In the listing below, find every line containing "Brooker" and copy it out.

▸ **Exercise inputs**
— Start —
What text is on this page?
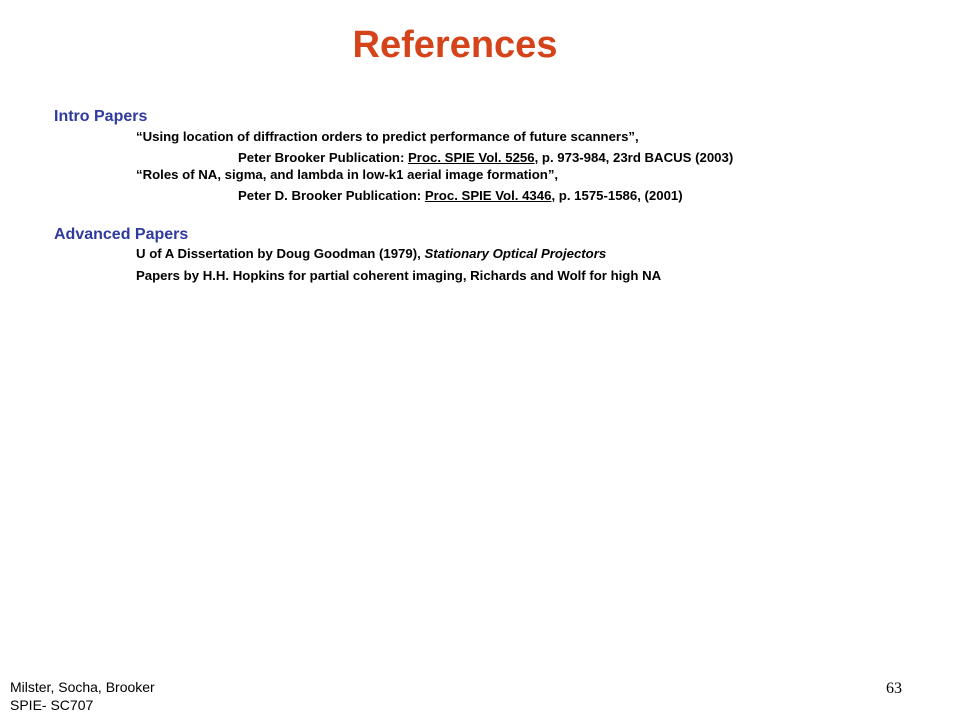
References
Intro Papers
“Using location of diffraction orders to predict performance of future scanners”,
Peter Brooker Publication: Proc. SPIE Vol. 5256, p. 973-984, 23rd BACUS (2003)
“Roles of NA, sigma, and lambda in low-k1 aerial image formation”,
Peter D. Brooker Publication: Proc. SPIE Vol. 4346, p. 1575-1586, (2001)
Advanced Papers
U of A Dissertation by Doug Goodman (1979), Stationary Optical Projectors
Papers by H.H. Hopkins for partial coherent imaging, Richards and Wolf for high NA
Milster, Socha, Brooker
SPIE- SC707
63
— End —
▸ **Response**
Peter Brooker Publication: Proc. SPIE Vol. 5256, p. 973-984, 23rd BACUS (2003)
Peter D. Brooker Publication: Proc. SPIE Vol. 4346, p. 1575-1586, (2001)
Milster, Socha, Brooker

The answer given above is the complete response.